**Written problem:** Compile every line that includes the word "έμπιστοσύνη".

**The input:**
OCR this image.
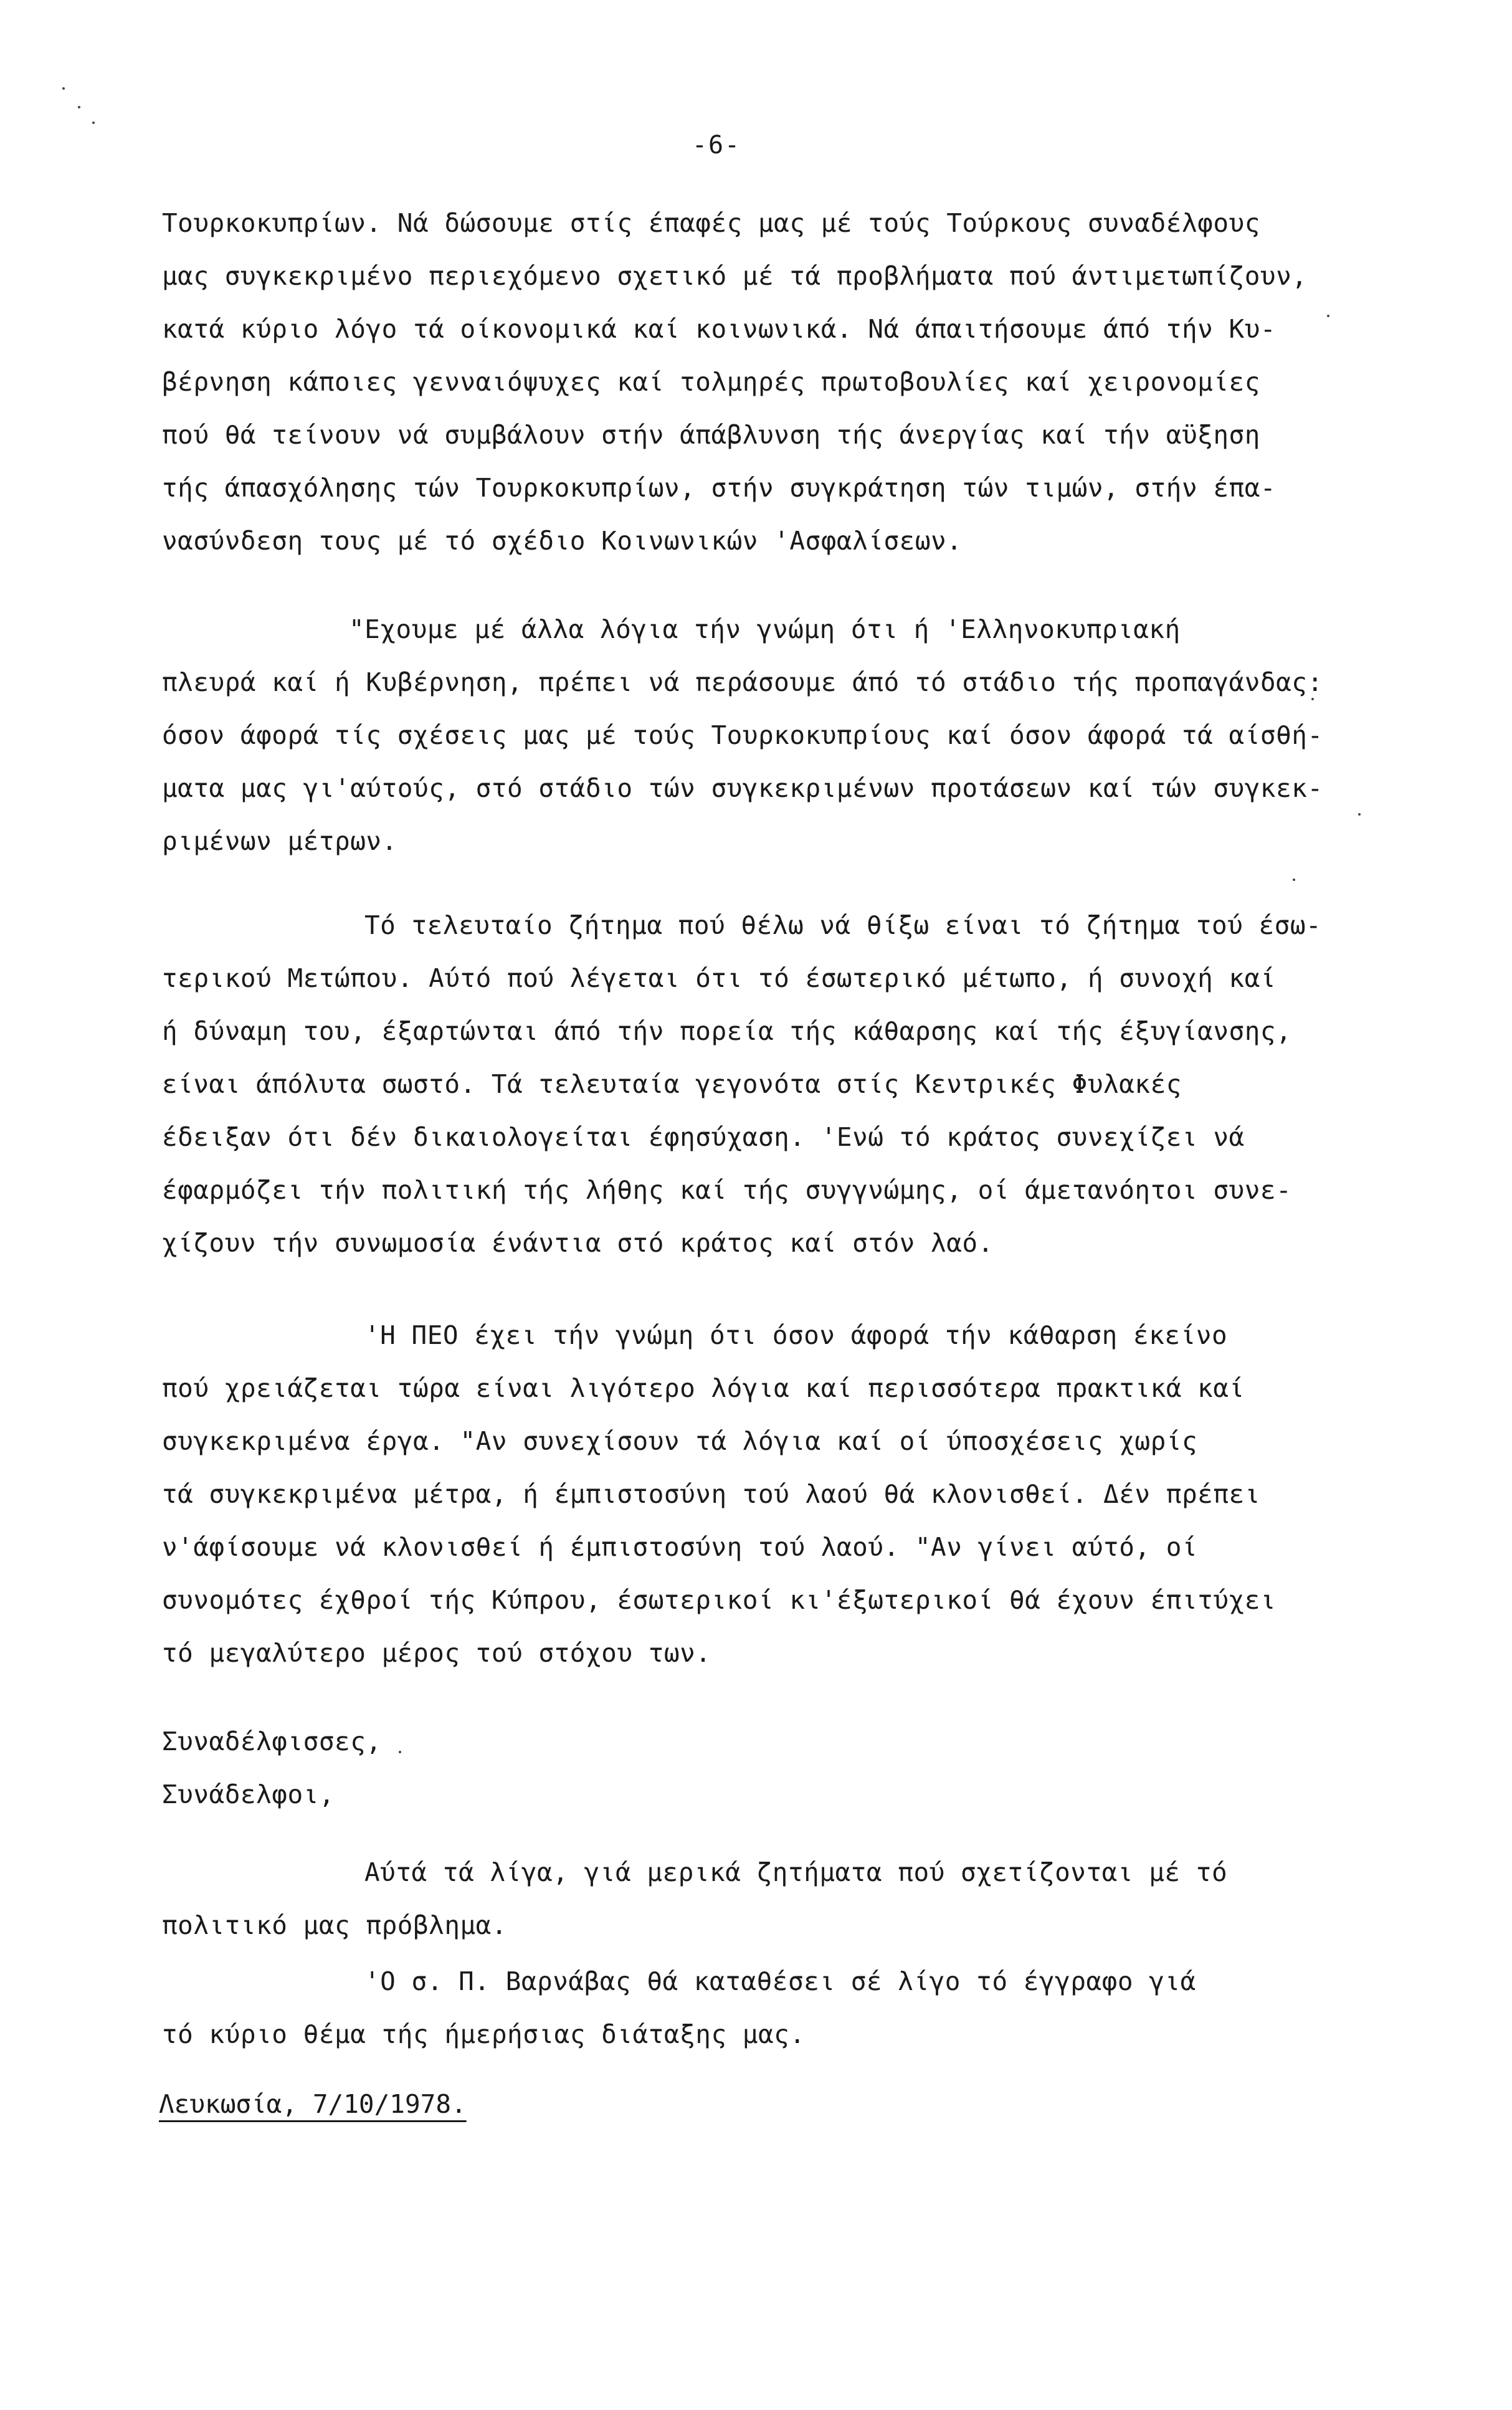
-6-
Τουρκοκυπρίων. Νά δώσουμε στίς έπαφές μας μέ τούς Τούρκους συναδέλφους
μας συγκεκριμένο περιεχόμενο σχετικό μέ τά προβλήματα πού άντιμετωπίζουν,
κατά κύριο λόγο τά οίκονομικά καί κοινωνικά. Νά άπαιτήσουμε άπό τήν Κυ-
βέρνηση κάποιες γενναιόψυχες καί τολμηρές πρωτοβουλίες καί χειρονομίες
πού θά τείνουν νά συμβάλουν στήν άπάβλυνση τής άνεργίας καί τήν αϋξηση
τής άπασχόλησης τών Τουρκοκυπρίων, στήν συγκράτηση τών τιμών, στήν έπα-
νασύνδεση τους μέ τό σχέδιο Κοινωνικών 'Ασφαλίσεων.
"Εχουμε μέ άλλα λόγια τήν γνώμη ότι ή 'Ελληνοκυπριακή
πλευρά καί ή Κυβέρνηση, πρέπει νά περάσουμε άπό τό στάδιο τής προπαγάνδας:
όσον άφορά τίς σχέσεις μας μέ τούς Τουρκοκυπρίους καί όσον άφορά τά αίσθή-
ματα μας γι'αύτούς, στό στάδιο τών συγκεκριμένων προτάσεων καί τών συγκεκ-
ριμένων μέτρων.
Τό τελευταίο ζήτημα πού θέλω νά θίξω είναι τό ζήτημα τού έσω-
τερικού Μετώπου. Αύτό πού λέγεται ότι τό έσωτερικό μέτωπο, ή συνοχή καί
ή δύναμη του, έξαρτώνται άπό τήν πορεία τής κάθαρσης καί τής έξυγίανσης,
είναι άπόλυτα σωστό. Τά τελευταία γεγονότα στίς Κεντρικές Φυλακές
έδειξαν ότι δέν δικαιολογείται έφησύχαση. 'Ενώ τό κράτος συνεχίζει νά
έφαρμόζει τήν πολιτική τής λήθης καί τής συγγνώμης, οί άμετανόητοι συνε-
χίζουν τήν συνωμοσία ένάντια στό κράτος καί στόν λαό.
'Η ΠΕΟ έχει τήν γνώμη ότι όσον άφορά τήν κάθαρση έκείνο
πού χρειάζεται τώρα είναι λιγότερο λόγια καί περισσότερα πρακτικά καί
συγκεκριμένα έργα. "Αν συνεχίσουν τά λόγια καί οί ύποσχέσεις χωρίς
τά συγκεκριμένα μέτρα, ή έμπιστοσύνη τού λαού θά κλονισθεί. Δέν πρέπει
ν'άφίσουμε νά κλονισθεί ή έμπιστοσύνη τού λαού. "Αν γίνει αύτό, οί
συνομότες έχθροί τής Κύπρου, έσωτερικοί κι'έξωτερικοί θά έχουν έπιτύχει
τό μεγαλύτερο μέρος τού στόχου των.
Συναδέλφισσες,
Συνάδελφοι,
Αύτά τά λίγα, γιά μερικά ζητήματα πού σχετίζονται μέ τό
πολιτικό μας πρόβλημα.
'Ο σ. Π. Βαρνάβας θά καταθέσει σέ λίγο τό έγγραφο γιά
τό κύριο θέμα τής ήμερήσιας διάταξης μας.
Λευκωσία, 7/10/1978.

...

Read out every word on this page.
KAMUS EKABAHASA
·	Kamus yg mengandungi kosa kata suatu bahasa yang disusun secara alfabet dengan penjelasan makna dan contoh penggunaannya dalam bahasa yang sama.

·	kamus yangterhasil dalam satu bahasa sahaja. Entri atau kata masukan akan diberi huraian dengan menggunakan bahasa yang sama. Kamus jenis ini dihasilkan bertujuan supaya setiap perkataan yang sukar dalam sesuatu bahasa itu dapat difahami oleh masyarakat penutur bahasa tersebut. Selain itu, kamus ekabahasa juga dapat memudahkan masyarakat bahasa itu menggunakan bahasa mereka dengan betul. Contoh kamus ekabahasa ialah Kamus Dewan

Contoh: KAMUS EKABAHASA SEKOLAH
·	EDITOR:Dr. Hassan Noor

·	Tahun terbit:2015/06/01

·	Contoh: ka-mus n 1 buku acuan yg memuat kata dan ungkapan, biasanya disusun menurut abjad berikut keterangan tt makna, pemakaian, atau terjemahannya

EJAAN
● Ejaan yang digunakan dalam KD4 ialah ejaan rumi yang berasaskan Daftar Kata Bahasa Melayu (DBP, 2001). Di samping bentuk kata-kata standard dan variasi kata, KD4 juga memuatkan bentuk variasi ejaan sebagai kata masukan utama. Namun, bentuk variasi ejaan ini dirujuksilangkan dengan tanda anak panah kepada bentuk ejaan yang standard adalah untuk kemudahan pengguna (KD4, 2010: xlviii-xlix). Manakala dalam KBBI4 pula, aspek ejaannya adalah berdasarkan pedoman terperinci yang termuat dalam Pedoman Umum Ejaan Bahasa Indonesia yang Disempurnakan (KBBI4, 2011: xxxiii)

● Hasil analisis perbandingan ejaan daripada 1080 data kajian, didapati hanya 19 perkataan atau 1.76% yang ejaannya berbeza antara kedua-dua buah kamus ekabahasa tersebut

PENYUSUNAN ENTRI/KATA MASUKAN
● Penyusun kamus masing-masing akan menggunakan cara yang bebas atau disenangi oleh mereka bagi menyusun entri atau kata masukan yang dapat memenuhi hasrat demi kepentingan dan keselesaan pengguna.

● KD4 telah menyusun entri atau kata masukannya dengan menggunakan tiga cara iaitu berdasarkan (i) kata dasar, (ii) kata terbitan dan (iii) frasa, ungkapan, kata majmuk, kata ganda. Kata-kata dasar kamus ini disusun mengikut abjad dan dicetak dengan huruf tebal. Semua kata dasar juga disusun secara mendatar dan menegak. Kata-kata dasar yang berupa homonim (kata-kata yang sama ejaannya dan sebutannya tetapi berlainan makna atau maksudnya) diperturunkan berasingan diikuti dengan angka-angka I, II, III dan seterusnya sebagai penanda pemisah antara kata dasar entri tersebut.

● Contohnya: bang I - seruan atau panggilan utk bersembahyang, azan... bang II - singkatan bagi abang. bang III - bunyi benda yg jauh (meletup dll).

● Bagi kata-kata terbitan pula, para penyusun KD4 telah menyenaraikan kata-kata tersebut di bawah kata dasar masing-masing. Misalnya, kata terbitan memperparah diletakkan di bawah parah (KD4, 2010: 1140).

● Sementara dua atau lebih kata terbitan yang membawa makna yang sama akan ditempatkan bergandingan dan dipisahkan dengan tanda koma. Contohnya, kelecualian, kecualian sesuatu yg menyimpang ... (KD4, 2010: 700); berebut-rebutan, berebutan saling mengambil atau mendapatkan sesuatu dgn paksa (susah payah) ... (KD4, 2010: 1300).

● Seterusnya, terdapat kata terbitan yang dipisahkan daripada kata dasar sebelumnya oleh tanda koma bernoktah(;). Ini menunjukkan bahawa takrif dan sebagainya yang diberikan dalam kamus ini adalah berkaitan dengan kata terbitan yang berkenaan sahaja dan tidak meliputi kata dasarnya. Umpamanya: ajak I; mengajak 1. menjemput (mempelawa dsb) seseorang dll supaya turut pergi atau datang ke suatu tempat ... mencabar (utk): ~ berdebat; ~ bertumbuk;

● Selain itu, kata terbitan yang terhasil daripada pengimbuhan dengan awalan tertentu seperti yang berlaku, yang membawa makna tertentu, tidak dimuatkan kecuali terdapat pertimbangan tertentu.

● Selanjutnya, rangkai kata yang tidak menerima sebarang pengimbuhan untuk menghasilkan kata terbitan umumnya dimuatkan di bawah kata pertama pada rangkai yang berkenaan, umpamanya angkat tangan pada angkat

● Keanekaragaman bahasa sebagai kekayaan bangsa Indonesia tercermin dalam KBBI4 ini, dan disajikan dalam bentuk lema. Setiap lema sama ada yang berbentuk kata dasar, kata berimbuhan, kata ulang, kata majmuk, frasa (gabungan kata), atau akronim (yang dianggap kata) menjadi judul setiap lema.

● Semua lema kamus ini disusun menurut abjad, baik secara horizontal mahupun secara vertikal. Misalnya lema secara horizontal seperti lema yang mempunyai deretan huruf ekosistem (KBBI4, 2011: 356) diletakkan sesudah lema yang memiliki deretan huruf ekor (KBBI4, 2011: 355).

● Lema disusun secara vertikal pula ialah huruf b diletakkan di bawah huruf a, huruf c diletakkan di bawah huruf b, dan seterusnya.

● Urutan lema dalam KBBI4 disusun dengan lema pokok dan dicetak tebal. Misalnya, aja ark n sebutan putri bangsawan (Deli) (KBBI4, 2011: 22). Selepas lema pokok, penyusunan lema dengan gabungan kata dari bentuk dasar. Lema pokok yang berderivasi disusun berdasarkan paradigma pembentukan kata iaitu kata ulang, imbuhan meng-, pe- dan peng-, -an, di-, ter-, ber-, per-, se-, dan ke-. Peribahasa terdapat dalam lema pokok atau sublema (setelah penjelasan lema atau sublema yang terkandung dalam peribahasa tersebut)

---

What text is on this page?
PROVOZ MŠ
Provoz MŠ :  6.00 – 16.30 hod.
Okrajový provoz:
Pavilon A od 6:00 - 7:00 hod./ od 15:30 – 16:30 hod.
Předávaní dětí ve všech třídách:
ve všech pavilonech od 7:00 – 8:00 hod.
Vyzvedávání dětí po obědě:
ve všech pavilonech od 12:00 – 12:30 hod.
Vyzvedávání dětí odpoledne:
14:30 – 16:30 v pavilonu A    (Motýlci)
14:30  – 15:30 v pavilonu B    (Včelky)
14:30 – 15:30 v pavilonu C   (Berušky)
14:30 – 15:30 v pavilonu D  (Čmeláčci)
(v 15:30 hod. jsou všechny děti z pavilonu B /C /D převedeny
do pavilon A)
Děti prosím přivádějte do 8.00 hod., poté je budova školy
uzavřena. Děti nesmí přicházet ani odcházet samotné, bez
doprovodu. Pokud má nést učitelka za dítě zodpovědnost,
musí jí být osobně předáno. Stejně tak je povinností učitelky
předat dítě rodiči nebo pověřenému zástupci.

**Task result:**
τά συγκεκριμένα μέτρα, ή έμπιστοσύνη τού λαού θά κλονισθεί. Δέν πρέπει
ν'άφίσουμε νά κλονισθεί ή έμπιστοσύνη τού λαού. "Αν γίνει αύτό, οί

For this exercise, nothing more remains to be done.